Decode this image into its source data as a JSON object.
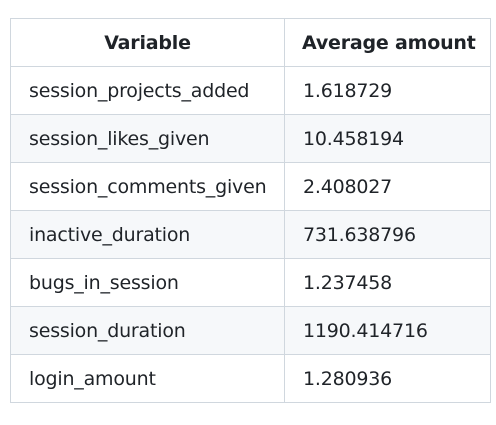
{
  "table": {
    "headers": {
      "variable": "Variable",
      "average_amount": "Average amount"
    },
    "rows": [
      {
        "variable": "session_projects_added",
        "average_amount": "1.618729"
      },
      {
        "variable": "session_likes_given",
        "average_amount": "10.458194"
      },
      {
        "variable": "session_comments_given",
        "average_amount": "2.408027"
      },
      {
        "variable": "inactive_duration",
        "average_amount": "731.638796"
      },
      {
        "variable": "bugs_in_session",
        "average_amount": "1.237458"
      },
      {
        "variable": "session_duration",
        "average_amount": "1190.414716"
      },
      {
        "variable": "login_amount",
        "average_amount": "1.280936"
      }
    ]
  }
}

::::::

▸ **WHAT THE TASK ASKS**
Every record must be copied exactly, with the pictures left out.

▸ **WORKED SOLUTION**
Decode this image into its source data as a JSON object.
{
  "table": {
    "headers": {
      "variable": "Variable",
      "average_amount": "Average amount"
    },
    "rows": [
      {
        "variable": "session_projects_added",
        "average_amount": "1.618729"
      },
      {
        "variable": "session_likes_given",
        "average_amount": "10.458194"
      },
      {
        "variable": "session_comments_given",
        "average_amount": "2.408027"
      },
      {
        "variable": "inactive_duration",
        "average_amount": "731.638796"
      },
      {
        "variable": "bugs_in_session",
        "average_amount": "1.237458"
      },
      {
        "variable": "session_duration",
        "average_amount": "1190.414716"
      },
      {
        "variable": "login_amount",
        "average_amount": "1.280936"
      }
    ]
  }
}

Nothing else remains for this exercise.